— START —
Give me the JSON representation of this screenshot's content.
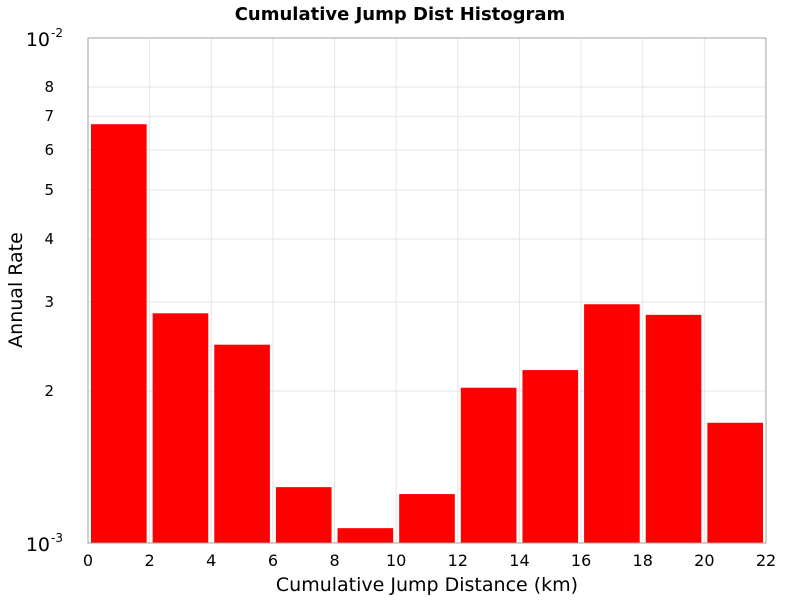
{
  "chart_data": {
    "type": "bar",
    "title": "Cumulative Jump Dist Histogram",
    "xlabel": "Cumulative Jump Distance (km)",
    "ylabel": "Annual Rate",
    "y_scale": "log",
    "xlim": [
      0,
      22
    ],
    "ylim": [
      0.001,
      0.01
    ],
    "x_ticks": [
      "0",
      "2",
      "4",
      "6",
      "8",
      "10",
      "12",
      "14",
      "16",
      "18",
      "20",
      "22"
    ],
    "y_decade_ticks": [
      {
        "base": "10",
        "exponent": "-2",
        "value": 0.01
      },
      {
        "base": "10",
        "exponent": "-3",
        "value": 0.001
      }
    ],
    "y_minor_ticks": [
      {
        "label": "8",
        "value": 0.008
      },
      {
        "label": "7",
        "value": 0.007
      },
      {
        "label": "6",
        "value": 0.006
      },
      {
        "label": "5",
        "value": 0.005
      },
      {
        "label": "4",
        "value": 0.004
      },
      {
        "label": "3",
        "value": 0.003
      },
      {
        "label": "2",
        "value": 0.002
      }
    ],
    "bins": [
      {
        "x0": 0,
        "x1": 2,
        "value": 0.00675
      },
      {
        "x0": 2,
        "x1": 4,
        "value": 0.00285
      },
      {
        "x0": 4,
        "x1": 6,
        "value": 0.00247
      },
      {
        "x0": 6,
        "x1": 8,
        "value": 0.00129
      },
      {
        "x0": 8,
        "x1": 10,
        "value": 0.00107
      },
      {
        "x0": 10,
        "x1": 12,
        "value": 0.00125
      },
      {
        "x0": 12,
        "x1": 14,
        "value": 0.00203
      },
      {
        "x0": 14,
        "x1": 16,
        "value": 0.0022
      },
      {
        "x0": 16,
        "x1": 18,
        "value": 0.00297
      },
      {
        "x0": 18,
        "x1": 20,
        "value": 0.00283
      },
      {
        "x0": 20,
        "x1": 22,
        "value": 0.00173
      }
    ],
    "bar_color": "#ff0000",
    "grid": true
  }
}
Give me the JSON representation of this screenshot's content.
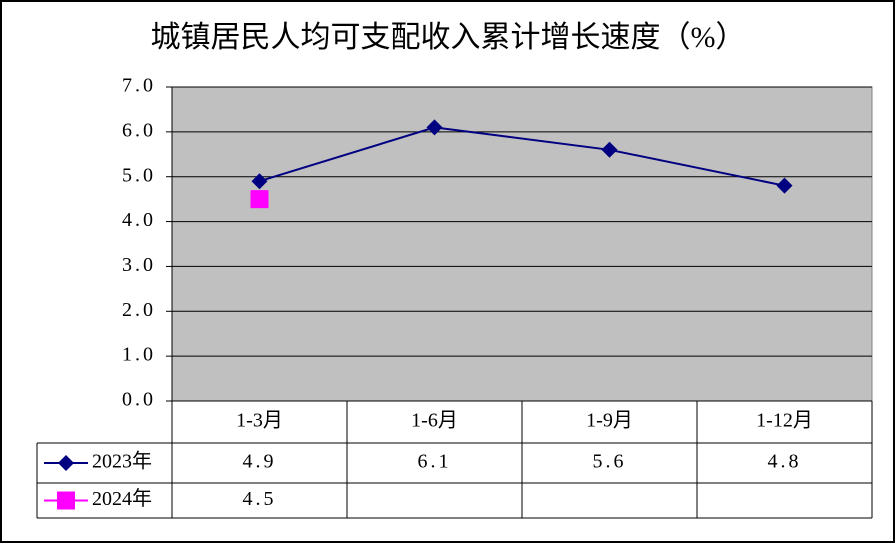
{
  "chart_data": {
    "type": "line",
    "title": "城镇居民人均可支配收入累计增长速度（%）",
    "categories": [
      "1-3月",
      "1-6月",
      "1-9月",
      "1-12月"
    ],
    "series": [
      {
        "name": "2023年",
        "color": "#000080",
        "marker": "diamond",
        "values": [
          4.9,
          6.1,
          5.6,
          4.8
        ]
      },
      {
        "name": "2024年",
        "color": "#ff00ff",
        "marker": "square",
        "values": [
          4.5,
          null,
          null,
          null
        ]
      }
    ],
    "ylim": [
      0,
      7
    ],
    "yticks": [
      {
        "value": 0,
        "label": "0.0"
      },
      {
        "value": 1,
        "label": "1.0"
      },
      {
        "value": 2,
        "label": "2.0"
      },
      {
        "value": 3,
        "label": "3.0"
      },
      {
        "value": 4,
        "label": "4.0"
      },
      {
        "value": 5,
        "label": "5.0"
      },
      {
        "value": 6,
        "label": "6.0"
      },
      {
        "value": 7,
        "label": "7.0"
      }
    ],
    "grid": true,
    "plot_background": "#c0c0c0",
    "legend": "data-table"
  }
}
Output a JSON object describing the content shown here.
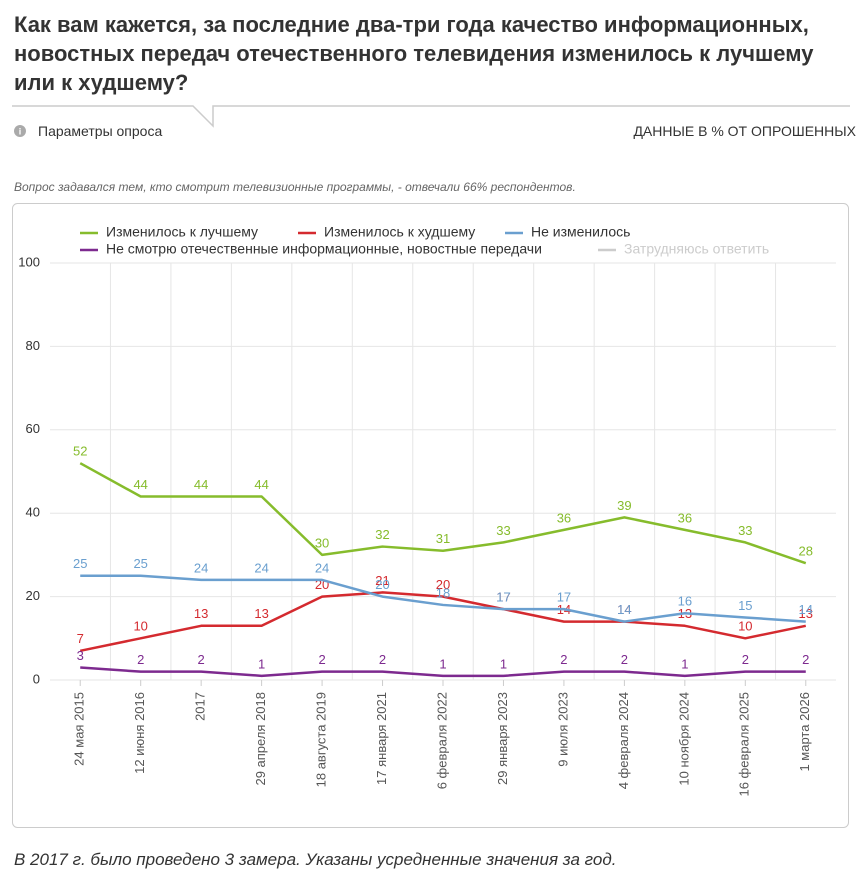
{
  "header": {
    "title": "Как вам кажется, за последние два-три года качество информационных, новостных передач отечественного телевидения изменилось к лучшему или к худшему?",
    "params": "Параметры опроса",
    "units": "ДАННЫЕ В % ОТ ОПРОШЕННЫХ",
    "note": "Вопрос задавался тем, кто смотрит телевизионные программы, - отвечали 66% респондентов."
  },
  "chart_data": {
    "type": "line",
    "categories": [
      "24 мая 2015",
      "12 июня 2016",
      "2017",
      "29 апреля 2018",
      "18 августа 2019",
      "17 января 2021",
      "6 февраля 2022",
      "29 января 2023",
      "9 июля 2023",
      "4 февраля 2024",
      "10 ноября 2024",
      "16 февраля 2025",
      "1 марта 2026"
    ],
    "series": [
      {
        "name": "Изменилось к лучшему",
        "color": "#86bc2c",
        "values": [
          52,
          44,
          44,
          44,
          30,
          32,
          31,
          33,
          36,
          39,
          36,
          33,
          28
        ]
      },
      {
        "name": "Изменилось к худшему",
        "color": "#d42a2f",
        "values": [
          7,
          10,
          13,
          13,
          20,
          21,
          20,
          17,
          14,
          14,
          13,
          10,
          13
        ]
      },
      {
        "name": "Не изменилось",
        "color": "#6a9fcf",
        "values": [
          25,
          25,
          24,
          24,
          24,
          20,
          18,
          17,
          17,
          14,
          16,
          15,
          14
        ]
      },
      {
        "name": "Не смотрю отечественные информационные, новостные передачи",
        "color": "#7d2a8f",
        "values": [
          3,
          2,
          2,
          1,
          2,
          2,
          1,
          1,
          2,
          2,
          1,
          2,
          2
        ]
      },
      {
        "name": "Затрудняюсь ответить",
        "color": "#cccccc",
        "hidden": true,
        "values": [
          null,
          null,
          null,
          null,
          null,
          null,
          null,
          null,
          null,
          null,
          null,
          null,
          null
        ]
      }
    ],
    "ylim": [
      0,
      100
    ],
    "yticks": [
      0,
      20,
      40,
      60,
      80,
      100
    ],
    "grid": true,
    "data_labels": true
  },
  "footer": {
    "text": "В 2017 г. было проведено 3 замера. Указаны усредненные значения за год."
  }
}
— END —
Requirements →
Repeat each entry exactly. Pictures do not belong in the copy.

Task response →
Give me the JSON representation of this screenshot's content.
{
  "chart_data": {
    "type": "bar",
    "title": "Cumulative Jump Dist Histogram",
    "xlabel": "Cumulative Jump Distance (km)",
    "ylabel": "Annual Rate",
    "y_scale": "log",
    "xlim": [
      0,
      22
    ],
    "ylim": [
      0.001,
      0.01
    ],
    "x_ticks": [
      "0",
      "2",
      "4",
      "6",
      "8",
      "10",
      "12",
      "14",
      "16",
      "18",
      "20",
      "22"
    ],
    "y_decade_ticks": [
      {
        "base": "10",
        "exponent": "-2",
        "value": 0.01
      },
      {
        "base": "10",
        "exponent": "-3",
        "value": 0.001
      }
    ],
    "y_minor_ticks": [
      {
        "label": "8",
        "value": 0.008
      },
      {
        "label": "7",
        "value": 0.007
      },
      {
        "label": "6",
        "value": 0.006
      },
      {
        "label": "5",
        "value": 0.005
      },
      {
        "label": "4",
        "value": 0.004
      },
      {
        "label": "3",
        "value": 0.003
      },
      {
        "label": "2",
        "value": 0.002
      }
    ],
    "bins": [
      {
        "x0": 0,
        "x1": 2,
        "value": 0.00675
      },
      {
        "x0": 2,
        "x1": 4,
        "value": 0.00285
      },
      {
        "x0": 4,
        "x1": 6,
        "value": 0.00247
      },
      {
        "x0": 6,
        "x1": 8,
        "value": 0.00129
      },
      {
        "x0": 8,
        "x1": 10,
        "value": 0.00107
      },
      {
        "x0": 10,
        "x1": 12,
        "value": 0.00125
      },
      {
        "x0": 12,
        "x1": 14,
        "value": 0.00203
      },
      {
        "x0": 14,
        "x1": 16,
        "value": 0.0022
      },
      {
        "x0": 16,
        "x1": 18,
        "value": 0.00297
      },
      {
        "x0": 18,
        "x1": 20,
        "value": 0.00283
      },
      {
        "x0": 20,
        "x1": 22,
        "value": 0.00173
      }
    ],
    "bar_color": "#ff0000",
    "grid": true
  }
}
Give me the JSON representation of this screenshot's content.
{
  "chart_data": {
    "type": "line",
    "title": "城镇居民人均可支配收入累计增长速度（%）",
    "categories": [
      "1-3月",
      "1-6月",
      "1-9月",
      "1-12月"
    ],
    "series": [
      {
        "name": "2023年",
        "color": "#000080",
        "marker": "diamond",
        "values": [
          4.9,
          6.1,
          5.6,
          4.8
        ]
      },
      {
        "name": "2024年",
        "color": "#ff00ff",
        "marker": "square",
        "values": [
          4.5,
          null,
          null,
          null
        ]
      }
    ],
    "ylim": [
      0,
      7
    ],
    "yticks": [
      {
        "value": 0,
        "label": "0.0"
      },
      {
        "value": 1,
        "label": "1.0"
      },
      {
        "value": 2,
        "label": "2.0"
      },
      {
        "value": 3,
        "label": "3.0"
      },
      {
        "value": 4,
        "label": "4.0"
      },
      {
        "value": 5,
        "label": "5.0"
      },
      {
        "value": 6,
        "label": "6.0"
      },
      {
        "value": 7,
        "label": "7.0"
      }
    ],
    "grid": true,
    "plot_background": "#c0c0c0",
    "legend": "data-table"
  }
}
Output a JSON object describing the content shown here.
{
  "header": {
    "title": "Как вам кажется, за последние два-три года качество информационных, новостных передач отечественного телевидения изменилось к лучшему или к худшему?",
    "params": "Параметры опроса",
    "units": "ДАННЫЕ В % ОТ ОПРОШЕННЫХ",
    "note": "Вопрос задавался тем, кто смотрит телевизионные программы, - отвечали 66% респондентов."
  },
  "chart_data": {
    "type": "line",
    "categories": [
      "24 мая 2015",
      "12 июня 2016",
      "2017",
      "29 апреля 2018",
      "18 августа 2019",
      "17 января 2021",
      "6 февраля 2022",
      "29 января 2023",
      "9 июля 2023",
      "4 февраля 2024",
      "10 ноября 2024",
      "16 февраля 2025",
      "1 марта 2026"
    ],
    "series": [
      {
        "name": "Изменилось к лучшему",
        "color": "#86bc2c",
        "values": [
          52,
          44,
          44,
          44,
          30,
          32,
          31,
          33,
          36,
          39,
          36,
          33,
          28
        ]
      },
      {
        "name": "Изменилось к худшему",
        "color": "#d42a2f",
        "values": [
          7,
          10,
          13,
          13,
          20,
          21,
          20,
          17,
          14,
          14,
          13,
          10,
          13
        ]
      },
      {
        "name": "Не изменилось",
        "color": "#6a9fcf",
        "values": [
          25,
          25,
          24,
          24,
          24,
          20,
          18,
          17,
          17,
          14,
          16,
          15,
          14
        ]
      },
      {
        "name": "Не смотрю отечественные информационные, новостные передачи",
        "color": "#7d2a8f",
        "values": [
          3,
          2,
          2,
          1,
          2,
          2,
          1,
          1,
          2,
          2,
          1,
          2,
          2
        ]
      },
      {
        "name": "Затрудняюсь ответить",
        "color": "#cccccc",
        "hidden": true,
        "values": [
          null,
          null,
          null,
          null,
          null,
          null,
          null,
          null,
          null,
          null,
          null,
          null,
          null
        ]
      }
    ],
    "ylim": [
      0,
      100
    ],
    "yticks": [
      0,
      20,
      40,
      60,
      80,
      100
    ],
    "grid": true,
    "data_labels": true
  },
  "footer": {
    "text": "В 2017 г. было проведено 3 замера. Указаны усредненные значения за год."
  }
}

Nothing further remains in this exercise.